[Data entries]

** start **

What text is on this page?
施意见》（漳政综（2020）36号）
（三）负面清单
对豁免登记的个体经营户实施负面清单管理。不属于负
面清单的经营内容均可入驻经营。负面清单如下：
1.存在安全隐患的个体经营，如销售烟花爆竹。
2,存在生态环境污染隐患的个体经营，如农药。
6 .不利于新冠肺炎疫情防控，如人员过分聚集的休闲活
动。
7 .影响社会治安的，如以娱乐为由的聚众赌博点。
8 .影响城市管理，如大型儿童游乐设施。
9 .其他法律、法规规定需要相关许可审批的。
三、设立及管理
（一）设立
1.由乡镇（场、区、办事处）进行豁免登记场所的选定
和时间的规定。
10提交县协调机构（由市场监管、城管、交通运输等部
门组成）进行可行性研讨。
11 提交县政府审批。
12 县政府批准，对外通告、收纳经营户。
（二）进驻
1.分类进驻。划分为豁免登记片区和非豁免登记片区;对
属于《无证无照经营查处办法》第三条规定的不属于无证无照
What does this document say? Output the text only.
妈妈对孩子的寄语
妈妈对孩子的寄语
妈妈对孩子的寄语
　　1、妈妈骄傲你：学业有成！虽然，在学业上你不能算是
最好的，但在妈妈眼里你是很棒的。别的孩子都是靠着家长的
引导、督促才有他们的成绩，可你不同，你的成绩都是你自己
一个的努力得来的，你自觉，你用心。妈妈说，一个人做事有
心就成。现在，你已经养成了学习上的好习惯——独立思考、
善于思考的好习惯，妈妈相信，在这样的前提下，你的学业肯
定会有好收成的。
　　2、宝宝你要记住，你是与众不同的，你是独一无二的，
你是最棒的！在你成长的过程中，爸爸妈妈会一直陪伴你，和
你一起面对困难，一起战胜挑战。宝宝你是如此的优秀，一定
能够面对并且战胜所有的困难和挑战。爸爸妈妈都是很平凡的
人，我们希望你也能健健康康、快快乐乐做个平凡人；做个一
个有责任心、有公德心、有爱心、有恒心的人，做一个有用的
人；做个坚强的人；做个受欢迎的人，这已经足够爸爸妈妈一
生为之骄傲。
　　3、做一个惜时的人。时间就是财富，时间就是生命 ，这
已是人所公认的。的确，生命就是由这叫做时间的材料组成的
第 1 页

** end **

Task objective:
Find the word "text" in the records and pull out each line that has it.

The result:
What text is on this page?
What does this document say? Output the text only.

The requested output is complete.